- _Exercise description_
Spot each line in the records below where the word "breastfeeding" occurs, then copy it.

..............................

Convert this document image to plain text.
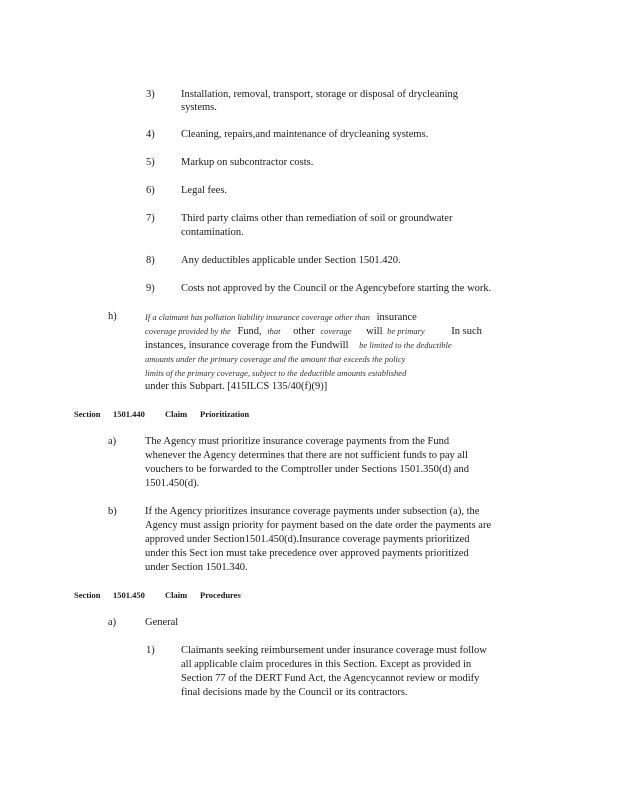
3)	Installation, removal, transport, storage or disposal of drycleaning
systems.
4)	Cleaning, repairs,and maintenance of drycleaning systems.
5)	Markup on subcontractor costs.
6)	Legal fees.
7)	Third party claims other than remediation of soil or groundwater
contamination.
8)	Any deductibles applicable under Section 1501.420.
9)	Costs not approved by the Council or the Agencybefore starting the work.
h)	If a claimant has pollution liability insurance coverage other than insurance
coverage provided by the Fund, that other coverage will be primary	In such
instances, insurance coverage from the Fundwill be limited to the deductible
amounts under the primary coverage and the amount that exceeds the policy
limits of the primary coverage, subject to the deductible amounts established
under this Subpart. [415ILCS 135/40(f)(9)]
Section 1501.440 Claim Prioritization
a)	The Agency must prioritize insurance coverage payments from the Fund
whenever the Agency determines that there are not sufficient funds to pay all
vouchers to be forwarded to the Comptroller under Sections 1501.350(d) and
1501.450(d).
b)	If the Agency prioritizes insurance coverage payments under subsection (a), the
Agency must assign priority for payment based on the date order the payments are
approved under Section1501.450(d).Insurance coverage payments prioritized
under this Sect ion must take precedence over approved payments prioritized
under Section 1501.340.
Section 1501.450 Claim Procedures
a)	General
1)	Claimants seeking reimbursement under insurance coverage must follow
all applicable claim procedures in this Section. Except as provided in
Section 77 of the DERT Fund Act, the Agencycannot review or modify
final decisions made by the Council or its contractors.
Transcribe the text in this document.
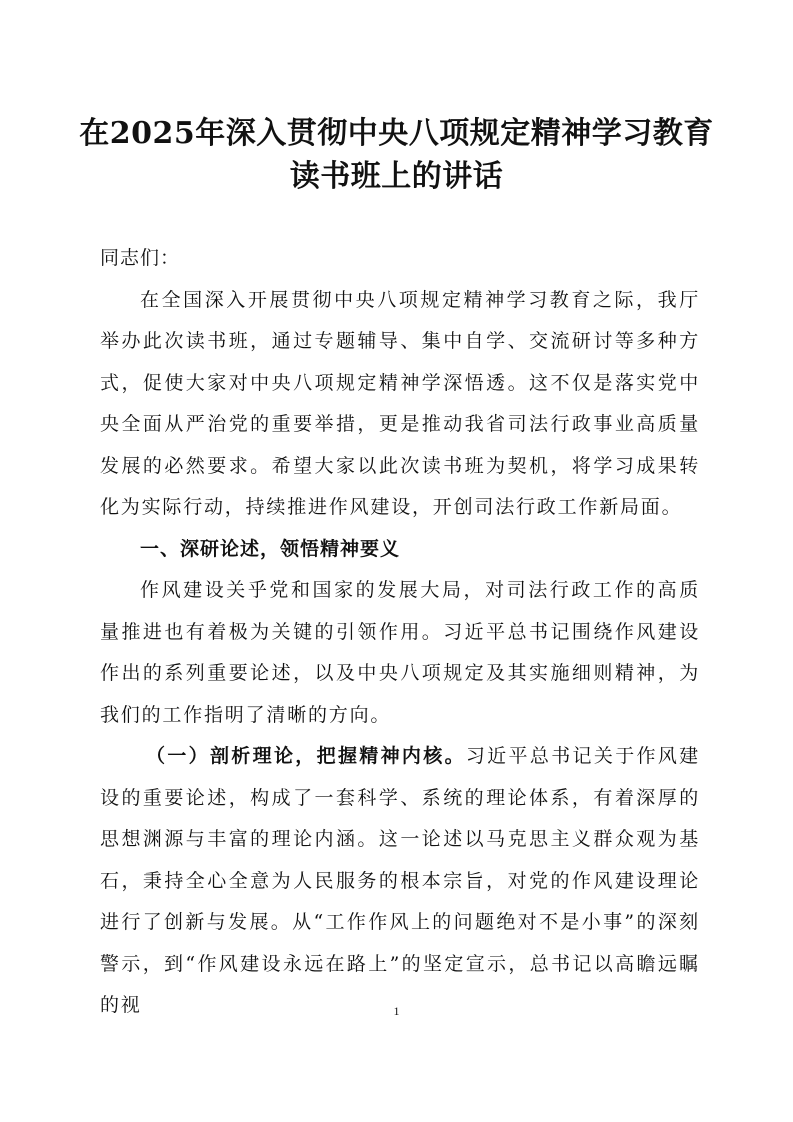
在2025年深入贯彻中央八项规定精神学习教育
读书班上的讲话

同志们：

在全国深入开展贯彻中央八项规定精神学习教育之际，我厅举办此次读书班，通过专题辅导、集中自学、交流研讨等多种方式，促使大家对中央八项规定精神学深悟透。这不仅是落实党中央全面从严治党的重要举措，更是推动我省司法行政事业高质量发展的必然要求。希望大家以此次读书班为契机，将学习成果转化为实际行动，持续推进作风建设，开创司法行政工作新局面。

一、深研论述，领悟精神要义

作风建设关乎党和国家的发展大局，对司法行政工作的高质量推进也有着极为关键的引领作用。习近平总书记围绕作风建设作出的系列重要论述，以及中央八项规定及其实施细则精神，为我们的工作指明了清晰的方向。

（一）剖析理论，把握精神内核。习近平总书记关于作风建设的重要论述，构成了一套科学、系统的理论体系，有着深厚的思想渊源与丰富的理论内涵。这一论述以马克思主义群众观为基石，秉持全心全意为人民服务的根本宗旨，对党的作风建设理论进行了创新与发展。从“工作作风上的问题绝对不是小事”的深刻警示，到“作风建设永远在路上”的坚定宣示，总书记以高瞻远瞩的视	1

..............................

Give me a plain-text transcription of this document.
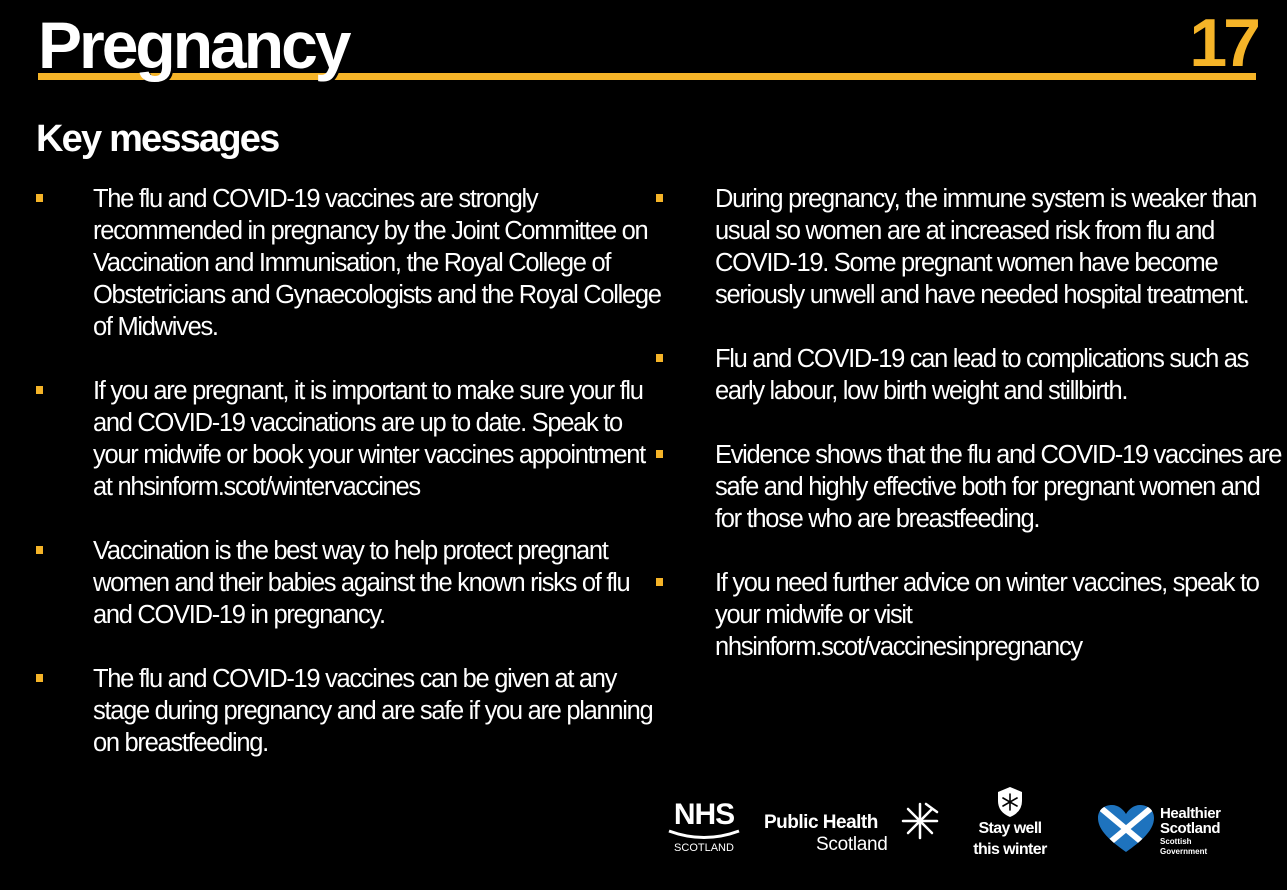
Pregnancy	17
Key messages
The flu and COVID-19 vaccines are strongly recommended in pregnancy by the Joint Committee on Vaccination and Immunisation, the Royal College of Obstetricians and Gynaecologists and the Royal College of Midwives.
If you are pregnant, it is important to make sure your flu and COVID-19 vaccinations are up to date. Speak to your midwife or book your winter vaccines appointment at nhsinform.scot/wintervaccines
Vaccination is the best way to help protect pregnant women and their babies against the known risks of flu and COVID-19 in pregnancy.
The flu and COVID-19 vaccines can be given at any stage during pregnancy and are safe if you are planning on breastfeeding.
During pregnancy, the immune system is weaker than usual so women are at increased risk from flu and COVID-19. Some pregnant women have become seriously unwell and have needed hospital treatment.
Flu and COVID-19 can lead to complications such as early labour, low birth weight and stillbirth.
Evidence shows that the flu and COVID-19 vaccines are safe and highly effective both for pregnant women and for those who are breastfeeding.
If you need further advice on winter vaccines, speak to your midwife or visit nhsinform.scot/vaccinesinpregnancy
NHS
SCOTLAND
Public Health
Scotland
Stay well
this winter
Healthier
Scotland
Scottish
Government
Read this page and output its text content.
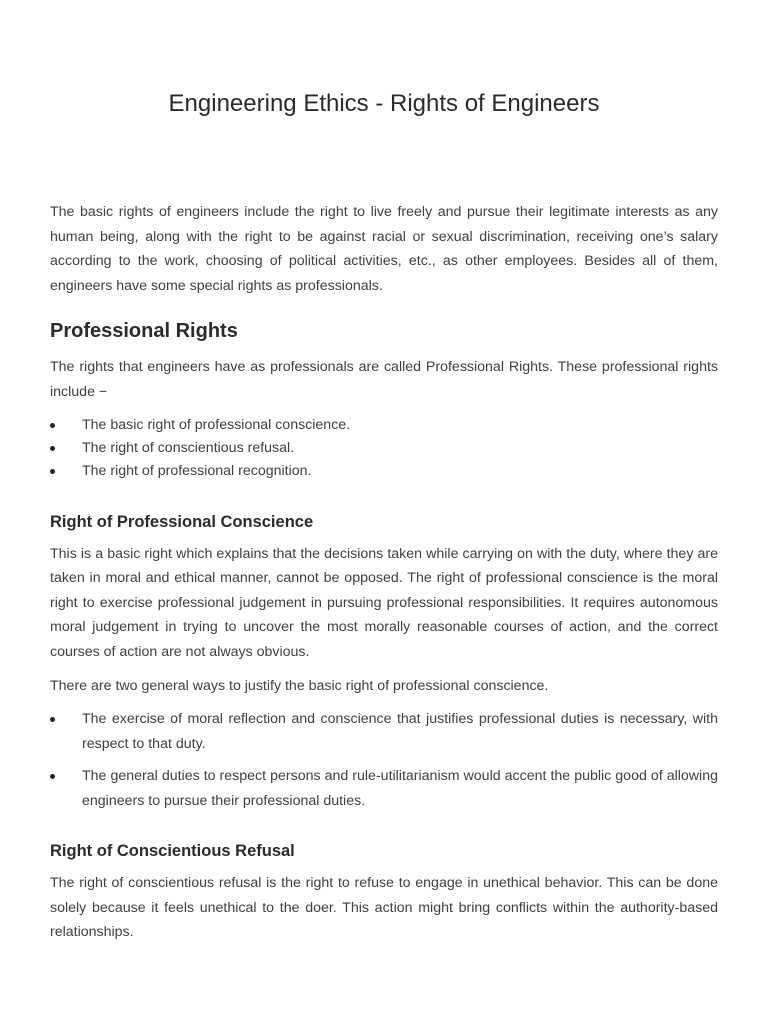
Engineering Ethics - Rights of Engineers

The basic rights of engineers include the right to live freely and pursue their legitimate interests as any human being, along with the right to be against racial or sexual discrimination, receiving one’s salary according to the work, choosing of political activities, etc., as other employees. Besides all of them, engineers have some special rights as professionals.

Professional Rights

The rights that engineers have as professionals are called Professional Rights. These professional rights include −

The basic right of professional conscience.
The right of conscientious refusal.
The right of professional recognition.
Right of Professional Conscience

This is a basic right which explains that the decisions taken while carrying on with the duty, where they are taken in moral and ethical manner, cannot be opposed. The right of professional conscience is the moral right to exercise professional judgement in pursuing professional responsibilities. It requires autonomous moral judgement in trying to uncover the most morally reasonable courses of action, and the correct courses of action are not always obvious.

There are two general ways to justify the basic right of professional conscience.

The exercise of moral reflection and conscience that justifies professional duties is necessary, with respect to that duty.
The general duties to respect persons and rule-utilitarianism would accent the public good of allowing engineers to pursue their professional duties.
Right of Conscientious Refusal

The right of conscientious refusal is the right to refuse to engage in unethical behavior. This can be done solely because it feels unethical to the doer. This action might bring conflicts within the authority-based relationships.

..............................

- _Response to the task_
The flu and COVID-19 vaccines can be given at any stage during pregnancy and are safe if you are planning on breastfeeding.
Evidence shows that the flu and COVID-19 vaccines are safe and highly effective both for pregnant women and for those who are breastfeeding.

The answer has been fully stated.